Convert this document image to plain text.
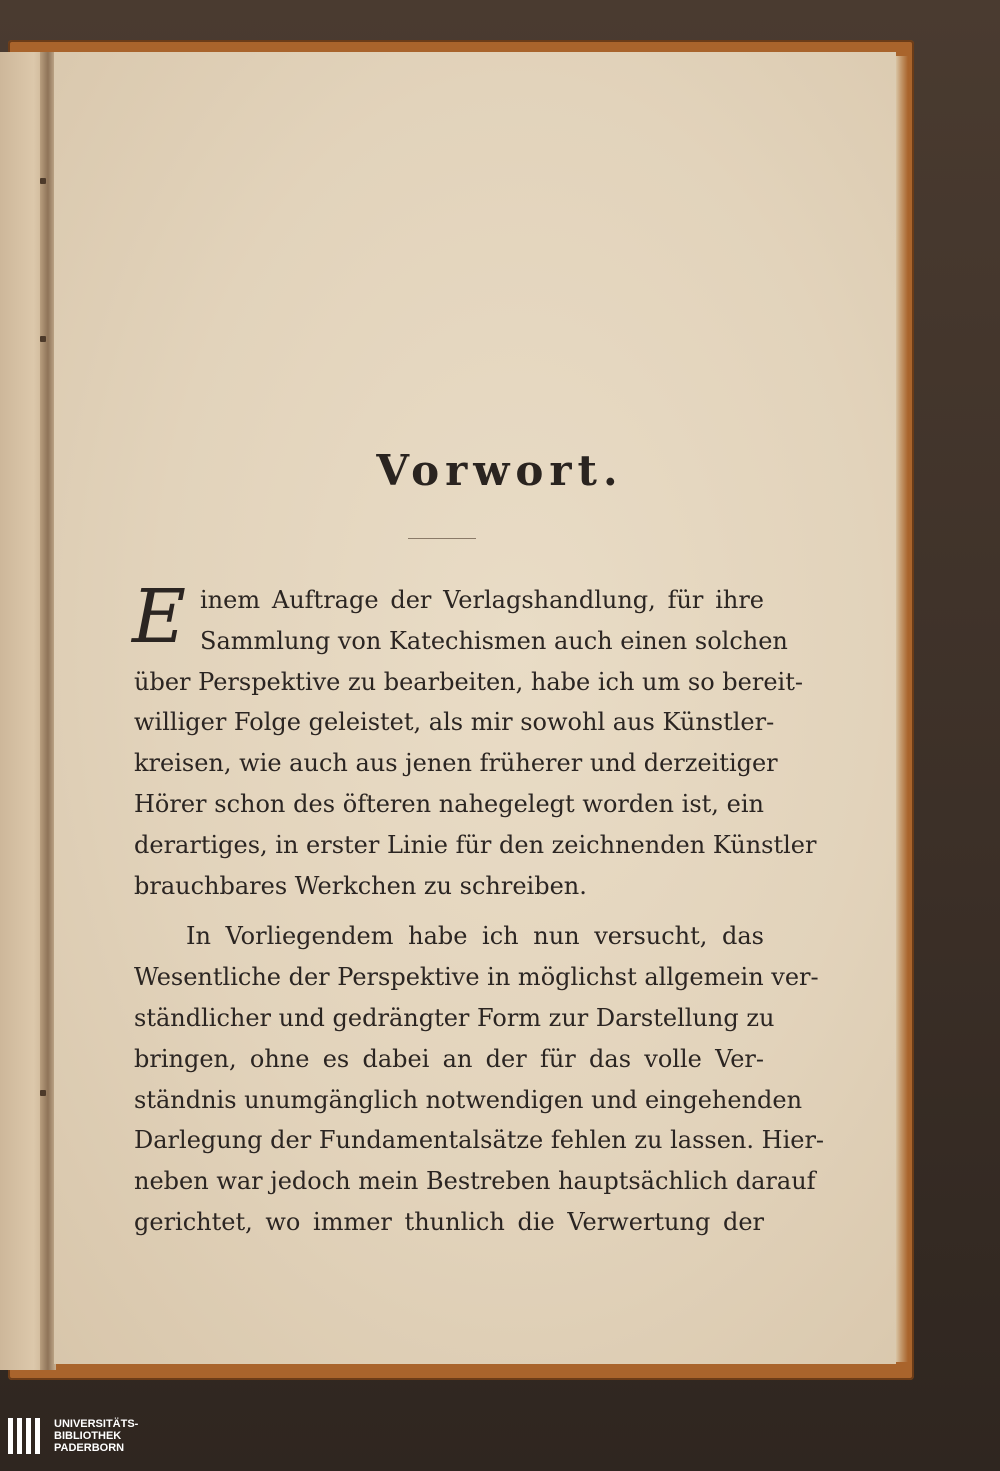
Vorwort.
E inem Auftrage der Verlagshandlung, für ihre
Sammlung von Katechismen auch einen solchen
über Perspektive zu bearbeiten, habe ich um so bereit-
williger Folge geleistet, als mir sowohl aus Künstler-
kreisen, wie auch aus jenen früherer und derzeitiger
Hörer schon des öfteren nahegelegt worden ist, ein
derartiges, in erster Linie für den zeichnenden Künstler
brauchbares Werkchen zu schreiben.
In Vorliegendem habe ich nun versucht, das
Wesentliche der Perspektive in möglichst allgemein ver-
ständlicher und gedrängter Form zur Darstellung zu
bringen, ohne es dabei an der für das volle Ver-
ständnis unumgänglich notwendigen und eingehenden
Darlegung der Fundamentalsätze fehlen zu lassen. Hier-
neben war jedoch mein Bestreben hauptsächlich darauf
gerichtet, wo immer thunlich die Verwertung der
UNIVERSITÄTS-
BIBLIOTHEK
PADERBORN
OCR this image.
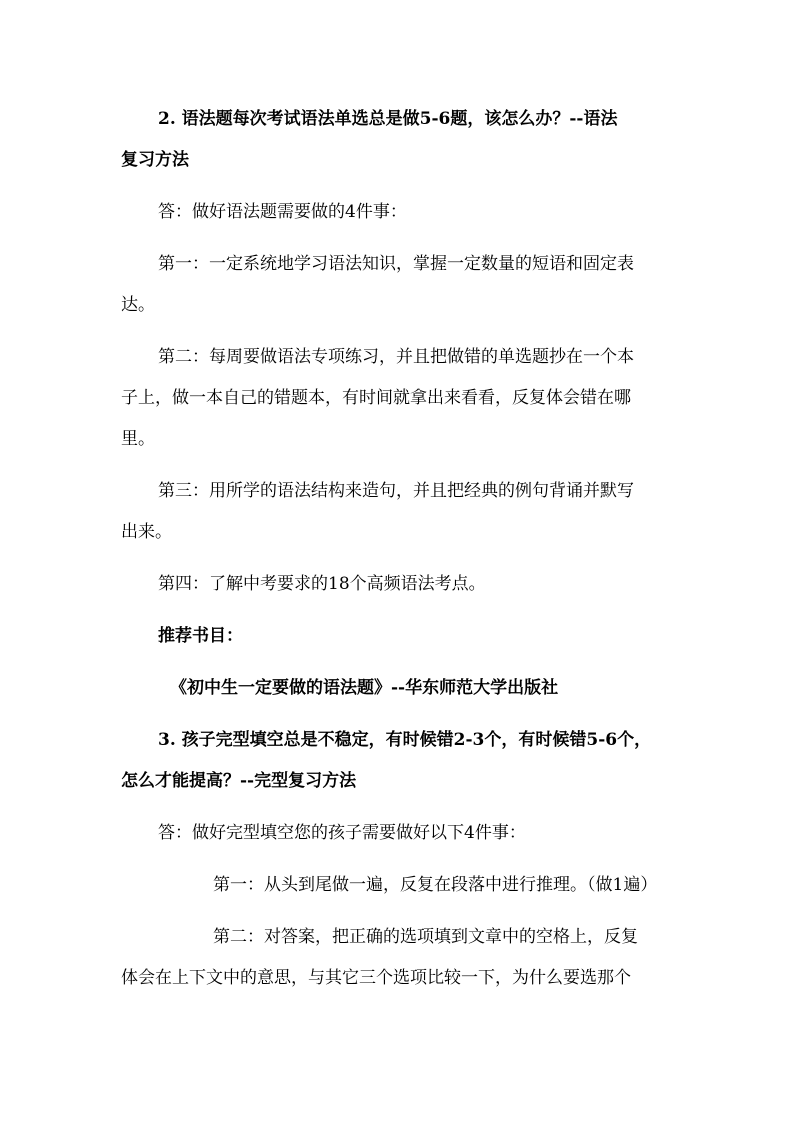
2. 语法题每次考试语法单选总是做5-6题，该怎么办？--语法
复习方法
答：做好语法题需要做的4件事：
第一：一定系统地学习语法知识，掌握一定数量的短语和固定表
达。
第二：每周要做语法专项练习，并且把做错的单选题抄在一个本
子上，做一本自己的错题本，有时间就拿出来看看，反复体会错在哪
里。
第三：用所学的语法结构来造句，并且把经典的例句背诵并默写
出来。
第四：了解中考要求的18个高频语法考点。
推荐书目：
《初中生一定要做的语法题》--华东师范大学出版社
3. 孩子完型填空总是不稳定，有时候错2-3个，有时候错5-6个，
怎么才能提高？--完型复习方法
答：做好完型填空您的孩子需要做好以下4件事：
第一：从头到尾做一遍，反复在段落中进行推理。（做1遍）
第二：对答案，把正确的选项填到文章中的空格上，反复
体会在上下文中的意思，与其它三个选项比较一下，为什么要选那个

════════

### Task objective
Go through the entries above and print each one exactly, minus the pictures.

### Solution
Convert this document image to plain text.
Vorwort.
E inem Auftrage der Verlagshandlung, für ihre
Sammlung von Katechismen auch einen solchen
über Perspektive zu bearbeiten, habe ich um so bereit-
williger Folge geleistet, als mir sowohl aus Künstler-
kreisen, wie auch aus jenen früherer und derzeitiger
Hörer schon des öfteren nahegelegt worden ist, ein
derartiges, in erster Linie für den zeichnenden Künstler
brauchbares Werkchen zu schreiben.
In Vorliegendem habe ich nun versucht, das
Wesentliche der Perspektive in möglichst allgemein ver-
ständlicher und gedrängter Form zur Darstellung zu
bringen, ohne es dabei an der für das volle Ver-
ständnis unumgänglich notwendigen und eingehenden
Darlegung der Fundamentalsätze fehlen zu lassen. Hier-
neben war jedoch mein Bestreben hauptsächlich darauf
gerichtet, wo immer thunlich die Verwertung der
UNIVERSITÄTS-
BIBLIOTHEK
PADERBORN
OCR this image.
2. 语法题每次考试语法单选总是做5-6题，该怎么办？--语法
复习方法
答：做好语法题需要做的4件事：
第一：一定系统地学习语法知识，掌握一定数量的短语和固定表
达。
第二：每周要做语法专项练习，并且把做错的单选题抄在一个本
子上，做一本自己的错题本，有时间就拿出来看看，反复体会错在哪
里。
第三：用所学的语法结构来造句，并且把经典的例句背诵并默写
出来。
第四：了解中考要求的18个高频语法考点。
推荐书目：
《初中生一定要做的语法题》--华东师范大学出版社
3. 孩子完型填空总是不稳定，有时候错2-3个，有时候错5-6个，
怎么才能提高？--完型复习方法
答：做好完型填空您的孩子需要做好以下4件事：
第一：从头到尾做一遍，反复在段落中进行推理。（做1遍）
第二：对答案，把正确的选项填到文章中的空格上，反复
体会在上下文中的意思，与其它三个选项比较一下，为什么要选那个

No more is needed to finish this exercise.